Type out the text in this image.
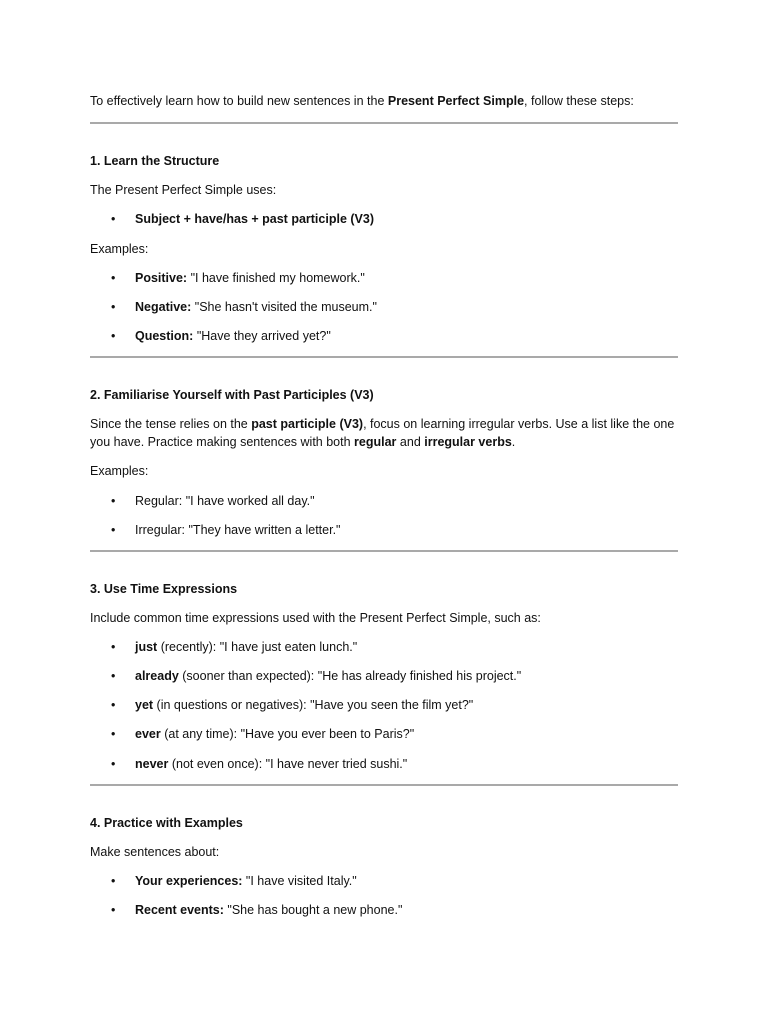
To effectively learn how to build new sentences in the Present Perfect Simple, follow these steps:

1. Learn the Structure

The Present Perfect Simple uses:

• Subject + have/has + past participle (V3)

Examples:

• Positive: "I have finished my homework."
• Negative: "She hasn't visited the museum."
• Question: "Have they arrived yet?"

2. Familiarise Yourself with Past Participles (V3)

Since the tense relies on the past participle (V3), focus on learning irregular verbs. Use a list like the one you have. Practice making sentences with both regular and irregular verbs.

Examples:

• Regular: "I have worked all day."
• Irregular: "They have written a letter."

3. Use Time Expressions

Include common time expressions used with the Present Perfect Simple, such as:

• just (recently): "I have just eaten lunch."
• already (sooner than expected): "He has already finished his project."
• yet (in questions or negatives): "Have you seen the film yet?"
• ever (at any time): "Have you ever been to Paris?"
• never (not even once): "I have never tried sushi."

4. Practice with Examples

Make sentences about:

• Your experiences: "I have visited Italy."
• Recent events: "She has bought a new phone."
----------
Reproduce the material above in full, exactly, with no images.

Written reply:
Type out the text in this image.
To effectively learn how to build new sentences in the Present Perfect Simple, follow these steps:

1. Learn the Structure

The Present Perfect Simple uses:

• Subject + have/has + past participle (V3)

Examples:

• Positive: "I have finished my homework."
• Negative: "She hasn't visited the museum."
• Question: "Have they arrived yet?"

2. Familiarise Yourself with Past Participles (V3)

Since the tense relies on the past participle (V3), focus on learning irregular verbs. Use a list like the one you have. Practice making sentences with both regular and irregular verbs.

Examples:

• Regular: "I have worked all day."
• Irregular: "They have written a letter."

3. Use Time Expressions

Include common time expressions used with the Present Perfect Simple, such as:

• just (recently): "I have just eaten lunch."
• already (sooner than expected): "He has already finished his project."
• yet (in questions or negatives): "Have you seen the film yet?"
• ever (at any time): "Have you ever been to Paris?"
• never (not even once): "I have never tried sushi."

4. Practice with Examples

Make sentences about:

• Your experiences: "I have visited Italy."
• Recent events: "She has bought a new phone."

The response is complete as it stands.